Work to do.
Repeat the entire listing exactly.

Dataset rows.
_ _ _

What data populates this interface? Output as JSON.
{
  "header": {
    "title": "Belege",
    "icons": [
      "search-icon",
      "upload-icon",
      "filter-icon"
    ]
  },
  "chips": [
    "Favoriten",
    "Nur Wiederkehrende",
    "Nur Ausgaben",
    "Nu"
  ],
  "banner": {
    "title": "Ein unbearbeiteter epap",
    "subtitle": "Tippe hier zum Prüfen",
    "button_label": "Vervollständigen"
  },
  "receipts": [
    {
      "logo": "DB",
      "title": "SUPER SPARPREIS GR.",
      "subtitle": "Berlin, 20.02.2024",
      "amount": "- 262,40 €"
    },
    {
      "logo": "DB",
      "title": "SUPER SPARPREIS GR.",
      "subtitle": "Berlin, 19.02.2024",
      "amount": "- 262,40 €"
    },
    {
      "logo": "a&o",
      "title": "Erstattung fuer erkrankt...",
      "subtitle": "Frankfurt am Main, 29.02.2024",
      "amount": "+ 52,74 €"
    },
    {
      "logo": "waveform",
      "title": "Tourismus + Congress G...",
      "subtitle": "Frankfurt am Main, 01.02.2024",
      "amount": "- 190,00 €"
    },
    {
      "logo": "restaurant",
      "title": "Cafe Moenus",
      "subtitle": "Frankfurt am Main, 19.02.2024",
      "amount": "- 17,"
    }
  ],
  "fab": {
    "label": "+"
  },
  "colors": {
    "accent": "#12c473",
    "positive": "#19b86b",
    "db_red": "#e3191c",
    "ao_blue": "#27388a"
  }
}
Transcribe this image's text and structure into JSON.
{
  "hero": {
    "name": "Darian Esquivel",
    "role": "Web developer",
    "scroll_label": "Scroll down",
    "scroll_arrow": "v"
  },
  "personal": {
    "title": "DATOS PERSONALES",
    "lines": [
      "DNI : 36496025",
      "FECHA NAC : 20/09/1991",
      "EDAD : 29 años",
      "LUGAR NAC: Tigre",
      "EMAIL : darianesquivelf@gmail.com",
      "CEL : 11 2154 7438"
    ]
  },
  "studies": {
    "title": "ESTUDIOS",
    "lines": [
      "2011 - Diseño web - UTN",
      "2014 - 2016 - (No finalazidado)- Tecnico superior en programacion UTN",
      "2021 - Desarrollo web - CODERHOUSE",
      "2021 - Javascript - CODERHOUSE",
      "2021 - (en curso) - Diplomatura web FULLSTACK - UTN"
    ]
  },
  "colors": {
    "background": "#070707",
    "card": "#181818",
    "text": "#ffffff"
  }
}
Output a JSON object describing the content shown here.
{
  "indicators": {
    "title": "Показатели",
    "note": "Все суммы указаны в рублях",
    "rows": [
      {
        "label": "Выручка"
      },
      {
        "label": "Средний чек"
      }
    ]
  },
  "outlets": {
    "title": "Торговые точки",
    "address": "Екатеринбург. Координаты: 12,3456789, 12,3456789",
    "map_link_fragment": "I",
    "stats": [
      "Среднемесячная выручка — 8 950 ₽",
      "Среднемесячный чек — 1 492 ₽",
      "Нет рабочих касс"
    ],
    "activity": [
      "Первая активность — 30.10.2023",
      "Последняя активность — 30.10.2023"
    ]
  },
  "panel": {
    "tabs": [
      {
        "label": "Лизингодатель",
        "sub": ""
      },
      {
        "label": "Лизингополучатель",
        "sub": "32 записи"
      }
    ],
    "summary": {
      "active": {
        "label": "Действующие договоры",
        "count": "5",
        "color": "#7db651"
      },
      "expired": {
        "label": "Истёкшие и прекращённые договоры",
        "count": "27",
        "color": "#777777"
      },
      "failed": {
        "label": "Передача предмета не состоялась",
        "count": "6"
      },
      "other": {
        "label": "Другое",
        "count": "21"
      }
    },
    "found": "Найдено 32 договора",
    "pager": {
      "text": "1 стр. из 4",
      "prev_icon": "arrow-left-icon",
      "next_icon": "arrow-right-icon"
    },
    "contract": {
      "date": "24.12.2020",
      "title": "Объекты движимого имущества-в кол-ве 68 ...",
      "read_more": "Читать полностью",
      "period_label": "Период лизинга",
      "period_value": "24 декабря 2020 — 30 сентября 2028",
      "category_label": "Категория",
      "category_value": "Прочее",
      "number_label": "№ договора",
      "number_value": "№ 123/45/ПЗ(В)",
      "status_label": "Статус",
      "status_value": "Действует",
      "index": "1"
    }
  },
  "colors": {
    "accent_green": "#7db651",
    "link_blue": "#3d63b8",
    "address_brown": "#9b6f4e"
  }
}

_ _ _

Right answer.
What data populates this interface? Output as JSON.
{
  "header": {
    "title": "Belege",
    "icons": [
      "search-icon",
      "upload-icon",
      "filter-icon"
    ]
  },
  "chips": [
    "Favoriten",
    "Nur Wiederkehrende",
    "Nur Ausgaben",
    "Nu"
  ],
  "banner": {
    "title": "Ein unbearbeiteter epap",
    "subtitle": "Tippe hier zum Prüfen",
    "button_label": "Vervollständigen"
  },
  "receipts": [
    {
      "logo": "DB",
      "title": "SUPER SPARPREIS GR.",
      "subtitle": "Berlin, 20.02.2024",
      "amount": "- 262,40 €"
    },
    {
      "logo": "DB",
      "title": "SUPER SPARPREIS GR.",
      "subtitle": "Berlin, 19.02.2024",
      "amount": "- 262,40 €"
    },
    {
      "logo": "a&o",
      "title": "Erstattung fuer erkrankt...",
      "subtitle": "Frankfurt am Main, 29.02.2024",
      "amount": "+ 52,74 €"
    },
    {
      "logo": "waveform",
      "title": "Tourismus + Congress G...",
      "subtitle": "Frankfurt am Main, 01.02.2024",
      "amount": "- 190,00 €"
    },
    {
      "logo": "restaurant",
      "title": "Cafe Moenus",
      "subtitle": "Frankfurt am Main, 19.02.2024",
      "amount": "- 17,"
    }
  ],
  "fab": {
    "label": "+"
  },
  "colors": {
    "accent": "#12c473",
    "positive": "#19b86b",
    "db_red": "#e3191c",
    "ao_blue": "#27388a"
  }
}
Transcribe this image's text and structure into JSON.
{
  "hero": {
    "name": "Darian Esquivel",
    "role": "Web developer",
    "scroll_label": "Scroll down",
    "scroll_arrow": "v"
  },
  "personal": {
    "title": "DATOS PERSONALES",
    "lines": [
      "DNI : 36496025",
      "FECHA NAC : 20/09/1991",
      "EDAD : 29 años",
      "LUGAR NAC: Tigre",
      "EMAIL : darianesquivelf@gmail.com",
      "CEL : 11 2154 7438"
    ]
  },
  "studies": {
    "title": "ESTUDIOS",
    "lines": [
      "2011 - Diseño web - UTN",
      "2014 - 2016 - (No finalazidado)- Tecnico superior en programacion UTN",
      "2021 - Desarrollo web - CODERHOUSE",
      "2021 - Javascript - CODERHOUSE",
      "2021 - (en curso) - Diplomatura web FULLSTACK - UTN"
    ]
  },
  "colors": {
    "background": "#070707",
    "card": "#181818",
    "text": "#ffffff"
  }
}
Output a JSON object describing the content shown here.
{
  "indicators": {
    "title": "Показатели",
    "note": "Все суммы указаны в рублях",
    "rows": [
      {
        "label": "Выручка"
      },
      {
        "label": "Средний чек"
      }
    ]
  },
  "outlets": {
    "title": "Торговые точки",
    "address": "Екатеринбург. Координаты: 12,3456789, 12,3456789",
    "map_link_fragment": "I",
    "stats": [
      "Среднемесячная выручка — 8 950 ₽",
      "Среднемесячный чек — 1 492 ₽",
      "Нет рабочих касс"
    ],
    "activity": [
      "Первая активность — 30.10.2023",
      "Последняя активность — 30.10.2023"
    ]
  },
  "panel": {
    "tabs": [
      {
        "label": "Лизингодатель",
        "sub": ""
      },
      {
        "label": "Лизингополучатель",
        "sub": "32 записи"
      }
    ],
    "summary": {
      "active": {
        "label": "Действующие договоры",
        "count": "5",
        "color": "#7db651"
      },
      "expired": {
        "label": "Истёкшие и прекращённые договоры",
        "count": "27",
        "color": "#777777"
      },
      "failed": {
        "label": "Передача предмета не состоялась",
        "count": "6"
      },
      "other": {
        "label": "Другое",
        "count": "21"
      }
    },
    "found": "Найдено 32 договора",
    "pager": {
      "text": "1 стр. из 4",
      "prev_icon": "arrow-left-icon",
      "next_icon": "arrow-right-icon"
    },
    "contract": {
      "date": "24.12.2020",
      "title": "Объекты движимого имущества-в кол-ве 68 ...",
      "read_more": "Читать полностью",
      "period_label": "Период лизинга",
      "period_value": "24 декабря 2020 — 30 сентября 2028",
      "category_label": "Категория",
      "category_value": "Прочее",
      "number_label": "№ договора",
      "number_value": "№ 123/45/ПЗ(В)",
      "status_label": "Статус",
      "status_value": "Действует",
      "index": "1"
    }
  },
  "colors": {
    "accent_green": "#7db651",
    "link_blue": "#3d63b8",
    "address_brown": "#9b6f4e"
  }
}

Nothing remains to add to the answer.